| EXERCISE INSTRUCTIONS |
Please retype the records below exactly, leaving out any pictures.

| LISTED RECORDS |
──────────────────────────────
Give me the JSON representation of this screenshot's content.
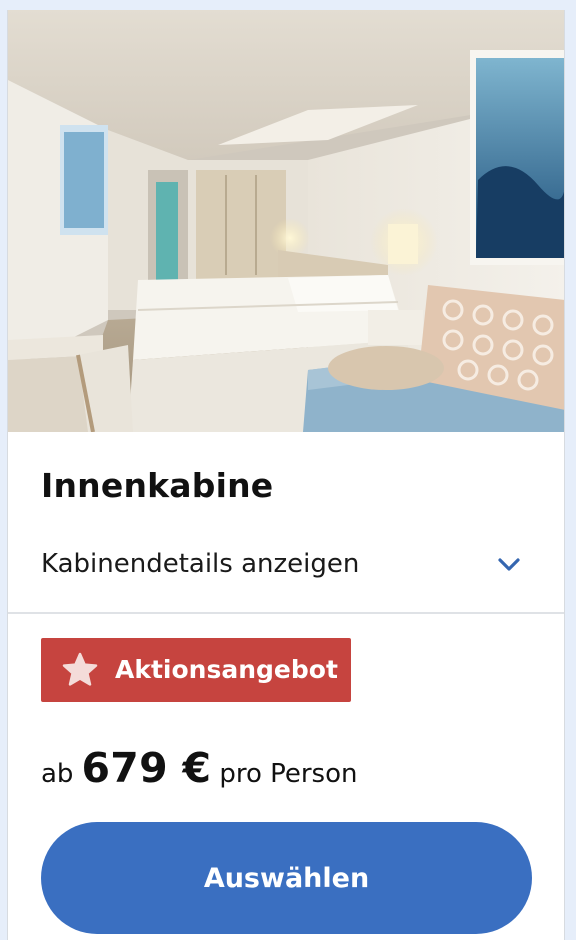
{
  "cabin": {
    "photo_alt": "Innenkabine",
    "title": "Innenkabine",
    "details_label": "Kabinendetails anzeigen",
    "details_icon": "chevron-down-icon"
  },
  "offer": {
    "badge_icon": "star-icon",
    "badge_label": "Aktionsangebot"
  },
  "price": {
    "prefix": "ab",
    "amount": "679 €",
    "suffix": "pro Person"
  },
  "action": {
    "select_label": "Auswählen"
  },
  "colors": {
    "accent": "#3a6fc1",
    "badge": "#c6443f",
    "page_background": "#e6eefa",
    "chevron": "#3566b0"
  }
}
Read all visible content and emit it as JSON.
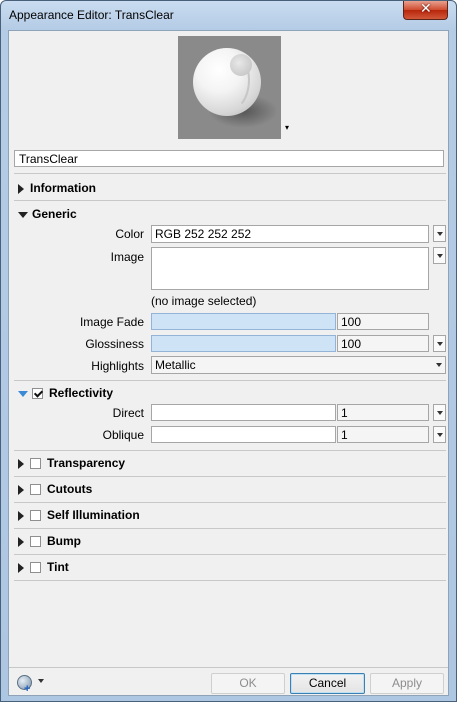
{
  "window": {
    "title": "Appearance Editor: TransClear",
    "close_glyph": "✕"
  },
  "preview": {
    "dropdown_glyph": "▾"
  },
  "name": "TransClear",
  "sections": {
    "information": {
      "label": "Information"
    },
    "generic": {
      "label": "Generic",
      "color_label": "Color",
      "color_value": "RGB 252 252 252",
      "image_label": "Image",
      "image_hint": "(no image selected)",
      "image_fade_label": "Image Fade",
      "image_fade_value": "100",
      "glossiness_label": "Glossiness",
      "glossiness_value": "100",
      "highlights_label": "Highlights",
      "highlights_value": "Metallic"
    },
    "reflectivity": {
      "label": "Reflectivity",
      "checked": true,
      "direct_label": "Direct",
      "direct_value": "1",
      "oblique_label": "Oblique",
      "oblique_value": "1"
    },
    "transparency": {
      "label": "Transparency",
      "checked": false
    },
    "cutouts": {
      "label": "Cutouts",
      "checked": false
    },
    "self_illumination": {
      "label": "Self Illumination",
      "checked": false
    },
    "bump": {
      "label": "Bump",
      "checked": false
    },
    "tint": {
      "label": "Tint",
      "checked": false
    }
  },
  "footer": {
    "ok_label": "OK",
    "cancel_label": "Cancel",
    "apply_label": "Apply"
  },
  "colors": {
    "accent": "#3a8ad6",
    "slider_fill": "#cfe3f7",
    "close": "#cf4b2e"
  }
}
──────────────────────────────
| CORRECT ANSWER |
Give me the JSON representation of this screenshot's content.
{
  "cabin": {
    "photo_alt": "Innenkabine",
    "title": "Innenkabine",
    "details_label": "Kabinendetails anzeigen",
    "details_icon": "chevron-down-icon"
  },
  "offer": {
    "badge_icon": "star-icon",
    "badge_label": "Aktionsangebot"
  },
  "price": {
    "prefix": "ab",
    "amount": "679 €",
    "suffix": "pro Person"
  },
  "action": {
    "select_label": "Auswählen"
  },
  "colors": {
    "accent": "#3a6fc1",
    "badge": "#c6443f",
    "page_background": "#e6eefa",
    "chevron": "#3566b0"
  }
}
Read all visible content and emit it as JSON.
{
  "window": {
    "title": "Appearance Editor: TransClear",
    "close_glyph": "✕"
  },
  "preview": {
    "dropdown_glyph": "▾"
  },
  "name": "TransClear",
  "sections": {
    "information": {
      "label": "Information"
    },
    "generic": {
      "label": "Generic",
      "color_label": "Color",
      "color_value": "RGB 252 252 252",
      "image_label": "Image",
      "image_hint": "(no image selected)",
      "image_fade_label": "Image Fade",
      "image_fade_value": "100",
      "glossiness_label": "Glossiness",
      "glossiness_value": "100",
      "highlights_label": "Highlights",
      "highlights_value": "Metallic"
    },
    "reflectivity": {
      "label": "Reflectivity",
      "checked": true,
      "direct_label": "Direct",
      "direct_value": "1",
      "oblique_label": "Oblique",
      "oblique_value": "1"
    },
    "transparency": {
      "label": "Transparency",
      "checked": false
    },
    "cutouts": {
      "label": "Cutouts",
      "checked": false
    },
    "self_illumination": {
      "label": "Self Illumination",
      "checked": false
    },
    "bump": {
      "label": "Bump",
      "checked": false
    },
    "tint": {
      "label": "Tint",
      "checked": false
    }
  },
  "footer": {
    "ok_label": "OK",
    "cancel_label": "Cancel",
    "apply_label": "Apply"
  },
  "colors": {
    "accent": "#3a8ad6",
    "slider_fill": "#cfe3f7",
    "close": "#cf4b2e"
  }
}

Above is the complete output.